[Given request] Reproduce every entry below precisely. Pictures are excluded from the copy.

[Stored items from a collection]
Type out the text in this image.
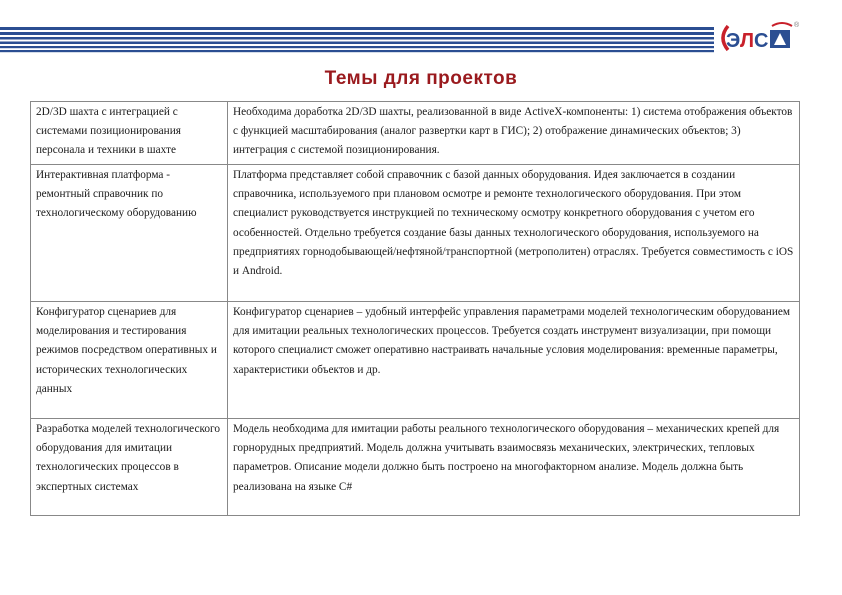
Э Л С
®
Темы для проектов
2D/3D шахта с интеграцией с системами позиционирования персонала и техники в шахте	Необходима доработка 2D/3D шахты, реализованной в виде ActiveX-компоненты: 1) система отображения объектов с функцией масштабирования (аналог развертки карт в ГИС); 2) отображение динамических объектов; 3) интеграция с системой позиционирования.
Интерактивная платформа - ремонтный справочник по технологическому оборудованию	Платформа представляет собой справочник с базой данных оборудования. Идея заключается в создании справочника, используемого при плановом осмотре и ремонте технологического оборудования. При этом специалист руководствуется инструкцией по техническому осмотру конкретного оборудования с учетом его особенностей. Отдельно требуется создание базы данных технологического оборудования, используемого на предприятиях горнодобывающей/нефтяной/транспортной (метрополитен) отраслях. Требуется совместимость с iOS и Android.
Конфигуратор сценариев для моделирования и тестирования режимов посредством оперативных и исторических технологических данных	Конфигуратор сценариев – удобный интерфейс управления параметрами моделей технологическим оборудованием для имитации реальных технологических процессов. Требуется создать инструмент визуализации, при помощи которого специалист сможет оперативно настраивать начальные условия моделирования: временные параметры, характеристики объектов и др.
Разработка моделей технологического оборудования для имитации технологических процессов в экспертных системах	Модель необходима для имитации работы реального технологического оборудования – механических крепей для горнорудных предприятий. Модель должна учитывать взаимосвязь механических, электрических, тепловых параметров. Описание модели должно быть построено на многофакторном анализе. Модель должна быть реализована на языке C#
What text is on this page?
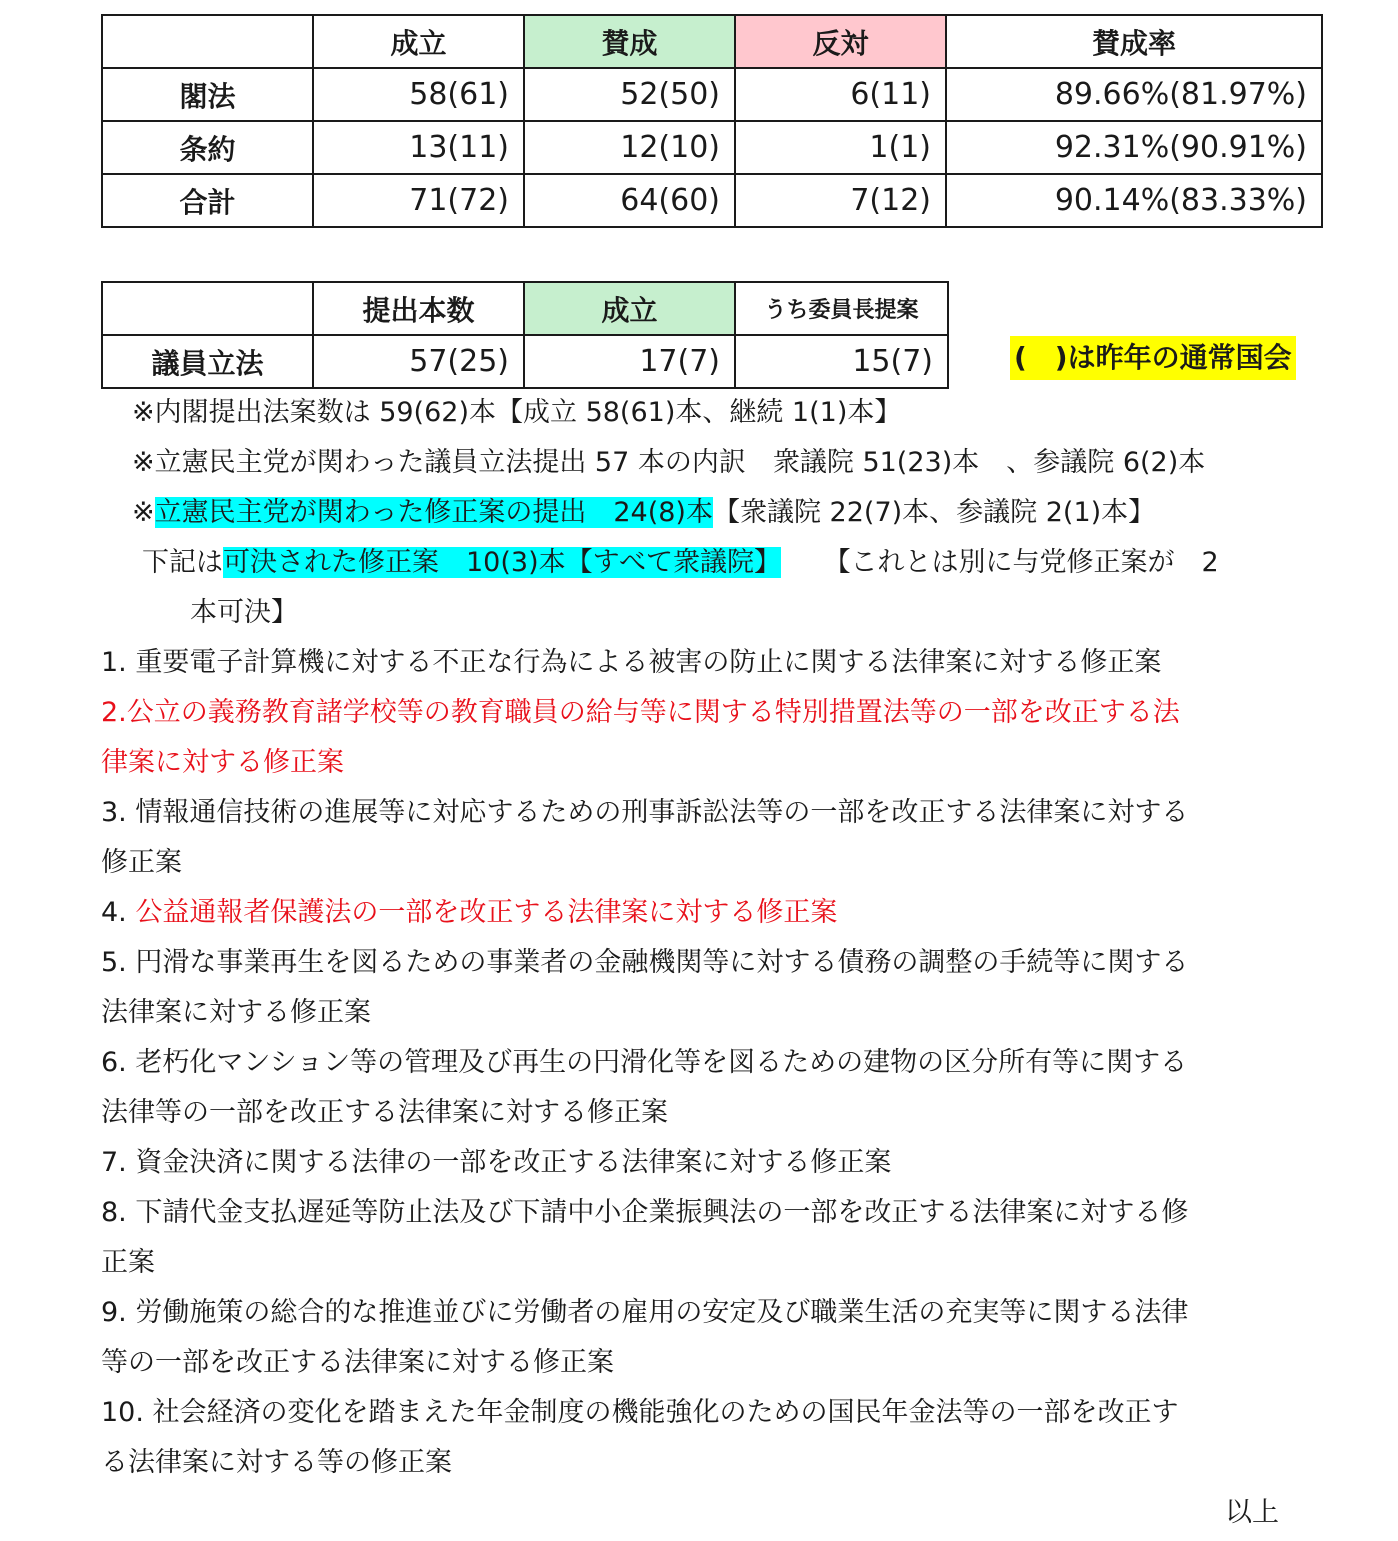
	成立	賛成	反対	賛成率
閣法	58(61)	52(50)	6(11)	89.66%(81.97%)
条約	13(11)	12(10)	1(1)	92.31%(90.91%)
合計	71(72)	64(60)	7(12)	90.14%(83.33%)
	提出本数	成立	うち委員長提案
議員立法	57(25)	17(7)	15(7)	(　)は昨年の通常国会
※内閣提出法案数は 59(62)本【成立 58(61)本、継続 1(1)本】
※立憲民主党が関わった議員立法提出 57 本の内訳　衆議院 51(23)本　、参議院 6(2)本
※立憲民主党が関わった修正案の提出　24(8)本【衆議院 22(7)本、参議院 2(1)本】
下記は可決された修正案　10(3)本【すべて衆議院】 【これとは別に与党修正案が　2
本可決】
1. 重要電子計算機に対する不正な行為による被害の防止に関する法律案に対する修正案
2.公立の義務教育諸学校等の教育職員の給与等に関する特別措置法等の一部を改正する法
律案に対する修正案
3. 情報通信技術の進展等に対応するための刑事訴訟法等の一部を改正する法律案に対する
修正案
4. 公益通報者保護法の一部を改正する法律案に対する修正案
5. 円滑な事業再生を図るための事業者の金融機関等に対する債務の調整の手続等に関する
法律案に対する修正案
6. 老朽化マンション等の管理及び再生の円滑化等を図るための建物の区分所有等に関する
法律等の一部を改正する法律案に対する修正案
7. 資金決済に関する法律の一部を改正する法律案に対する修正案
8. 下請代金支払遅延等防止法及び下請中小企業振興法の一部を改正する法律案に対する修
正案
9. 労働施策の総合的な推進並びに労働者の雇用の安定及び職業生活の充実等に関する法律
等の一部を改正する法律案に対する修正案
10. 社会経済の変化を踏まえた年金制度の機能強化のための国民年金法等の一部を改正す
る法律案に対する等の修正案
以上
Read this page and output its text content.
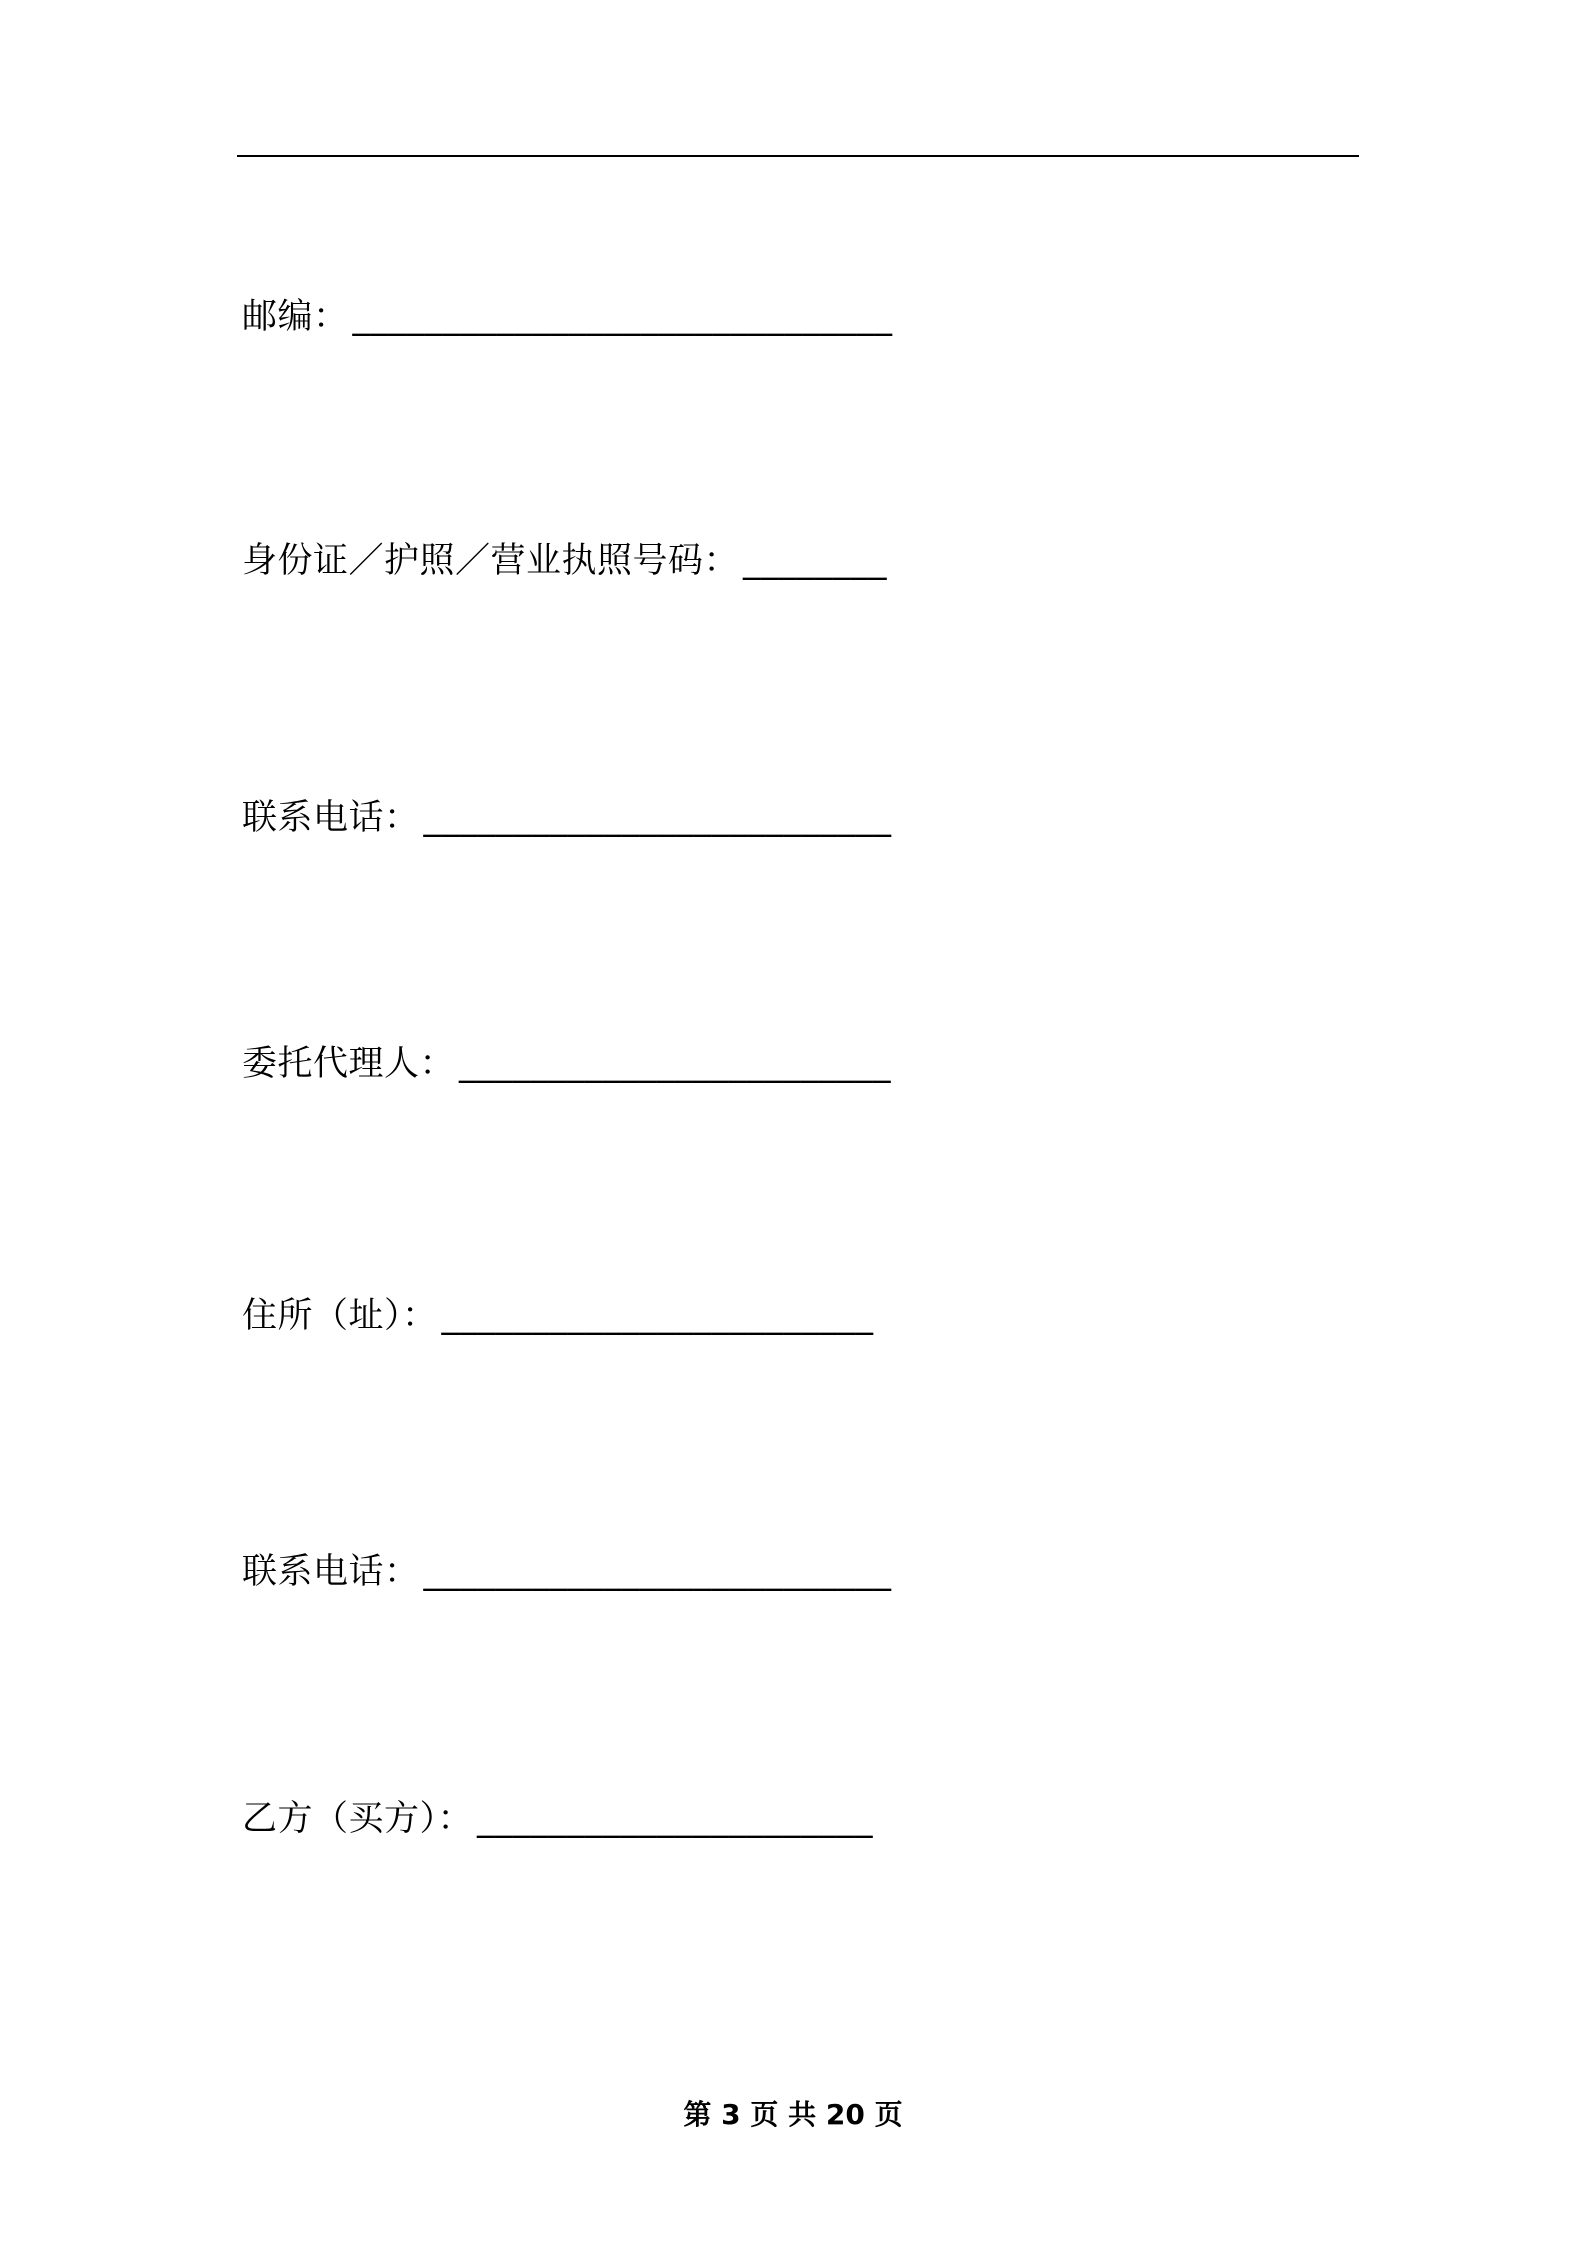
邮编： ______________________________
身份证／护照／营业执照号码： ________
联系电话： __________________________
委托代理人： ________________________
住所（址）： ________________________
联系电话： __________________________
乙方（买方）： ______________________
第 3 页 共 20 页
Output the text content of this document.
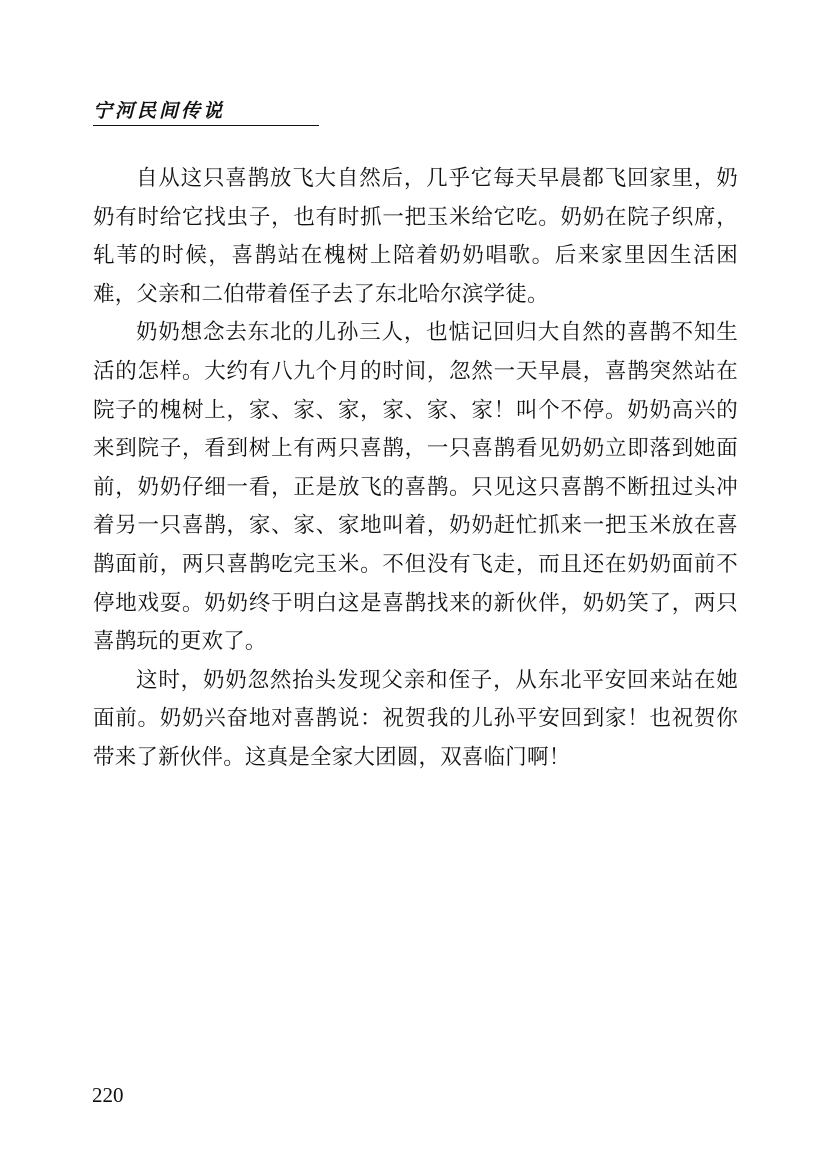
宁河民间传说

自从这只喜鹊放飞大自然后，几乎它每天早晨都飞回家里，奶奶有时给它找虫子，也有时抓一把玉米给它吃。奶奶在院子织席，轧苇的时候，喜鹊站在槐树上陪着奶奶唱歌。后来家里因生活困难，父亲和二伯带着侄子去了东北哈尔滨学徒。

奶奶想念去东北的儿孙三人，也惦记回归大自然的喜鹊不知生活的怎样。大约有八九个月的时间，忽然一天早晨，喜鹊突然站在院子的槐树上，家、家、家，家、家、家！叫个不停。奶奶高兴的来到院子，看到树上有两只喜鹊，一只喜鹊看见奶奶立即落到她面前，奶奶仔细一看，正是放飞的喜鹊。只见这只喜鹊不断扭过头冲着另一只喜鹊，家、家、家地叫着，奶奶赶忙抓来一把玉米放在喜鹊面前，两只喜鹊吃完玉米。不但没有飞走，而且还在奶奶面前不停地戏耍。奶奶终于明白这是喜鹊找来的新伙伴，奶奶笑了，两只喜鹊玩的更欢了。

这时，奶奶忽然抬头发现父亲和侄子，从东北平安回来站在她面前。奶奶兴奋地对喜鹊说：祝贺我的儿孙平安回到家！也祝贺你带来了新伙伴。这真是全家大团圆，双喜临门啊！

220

[Exercise response]
Type out the text in this image.
Э Л С
®
Темы для проектов
2D/3D шахта с интеграцией с системами позиционирования персонала и техники в шахте	Необходима доработка 2D/3D шахты, реализованной в виде ActiveX-компоненты: 1) система отображения объектов с функцией масштабирования (аналог развертки карт в ГИС); 2) отображение динамических объектов; 3) интеграция с системой позиционирования.
Интерактивная платформа - ремонтный справочник по технологическому оборудованию	Платформа представляет собой справочник с базой данных оборудования. Идея заключается в создании справочника, используемого при плановом осмотре и ремонте технологического оборудования. При этом специалист руководствуется инструкцией по техническому осмотру конкретного оборудования с учетом его особенностей. Отдельно требуется создание базы данных технологического оборудования, используемого на предприятиях горнодобывающей/нефтяной/транспортной (метрополитен) отраслях. Требуется совместимость с iOS и Android.
Конфигуратор сценариев для моделирования и тестирования режимов посредством оперативных и исторических технологических данных	Конфигуратор сценариев – удобный интерфейс управления параметрами моделей технологическим оборудованием для имитации реальных технологических процессов. Требуется создать инструмент визуализации, при помощи которого специалист сможет оперативно настраивать начальные условия моделирования: временные параметры, характеристики объектов и др.
Разработка моделей технологического оборудования для имитации технологических процессов в экспертных системах	Модель необходима для имитации работы реального технологического оборудования – механических крепей для горнорудных предприятий. Модель должна учитывать взаимосвязь механических, электрических, тепловых параметров. Описание модели должно быть построено на многофакторном анализе. Модель должна быть реализована на языке C#
What text is on this page?
	成立	賛成	反対	賛成率
閣法	58(61)	52(50)	6(11)	89.66%(81.97%)
条約	13(11)	12(10)	1(1)	92.31%(90.91%)
合計	71(72)	64(60)	7(12)	90.14%(83.33%)
	提出本数	成立	うち委員長提案
議員立法	57(25)	17(7)	15(7)	(　)は昨年の通常国会
※内閣提出法案数は 59(62)本【成立 58(61)本、継続 1(1)本】
※立憲民主党が関わった議員立法提出 57 本の内訳　衆議院 51(23)本　、参議院 6(2)本
※立憲民主党が関わった修正案の提出　24(8)本【衆議院 22(7)本、参議院 2(1)本】
下記は可決された修正案　10(3)本【すべて衆議院】 【これとは別に与党修正案が　2
本可決】
1. 重要電子計算機に対する不正な行為による被害の防止に関する法律案に対する修正案
2.公立の義務教育諸学校等の教育職員の給与等に関する特別措置法等の一部を改正する法
律案に対する修正案
3. 情報通信技術の進展等に対応するための刑事訴訟法等の一部を改正する法律案に対する
修正案
4. 公益通報者保護法の一部を改正する法律案に対する修正案
5. 円滑な事業再生を図るための事業者の金融機関等に対する債務の調整の手続等に関する
法律案に対する修正案
6. 老朽化マンション等の管理及び再生の円滑化等を図るための建物の区分所有等に関する
法律等の一部を改正する法律案に対する修正案
7. 資金決済に関する法律の一部を改正する法律案に対する修正案
8. 下請代金支払遅延等防止法及び下請中小企業振興法の一部を改正する法律案に対する修
正案
9. 労働施策の総合的な推進並びに労働者の雇用の安定及び職業生活の充実等に関する法律
等の一部を改正する法律案に対する修正案
10. 社会経済の変化を踏まえた年金制度の機能強化のための国民年金法等の一部を改正す
る法律案に対する等の修正案
以上
Read this page and output its text content.
邮编： ______________________________
身份证／护照／营业执照号码： ________
联系电话： __________________________
委托代理人： ________________________
住所（址）： ________________________
联系电话： __________________________
乙方（买方）： ______________________
第 3 页 共 20 页
Output the text content of this document.
宁河民间传说

自从这只喜鹊放飞大自然后，几乎它每天早晨都飞回家里，奶奶有时给它找虫子，也有时抓一把玉米给它吃。奶奶在院子织席，轧苇的时候，喜鹊站在槐树上陪着奶奶唱歌。后来家里因生活困难，父亲和二伯带着侄子去了东北哈尔滨学徒。

奶奶想念去东北的儿孙三人，也惦记回归大自然的喜鹊不知生活的怎样。大约有八九个月的时间，忽然一天早晨，喜鹊突然站在院子的槐树上，家、家、家，家、家、家！叫个不停。奶奶高兴的来到院子，看到树上有两只喜鹊，一只喜鹊看见奶奶立即落到她面前，奶奶仔细一看，正是放飞的喜鹊。只见这只喜鹊不断扭过头冲着另一只喜鹊，家、家、家地叫着，奶奶赶忙抓来一把玉米放在喜鹊面前，两只喜鹊吃完玉米。不但没有飞走，而且还在奶奶面前不停地戏耍。奶奶终于明白这是喜鹊找来的新伙伴，奶奶笑了，两只喜鹊玩的更欢了。

这时，奶奶忽然抬头发现父亲和侄子，从东北平安回来站在她面前。奶奶兴奋地对喜鹊说：祝贺我的儿孙平安回到家！也祝贺你带来了新伙伴。这真是全家大团圆，双喜临门啊！

220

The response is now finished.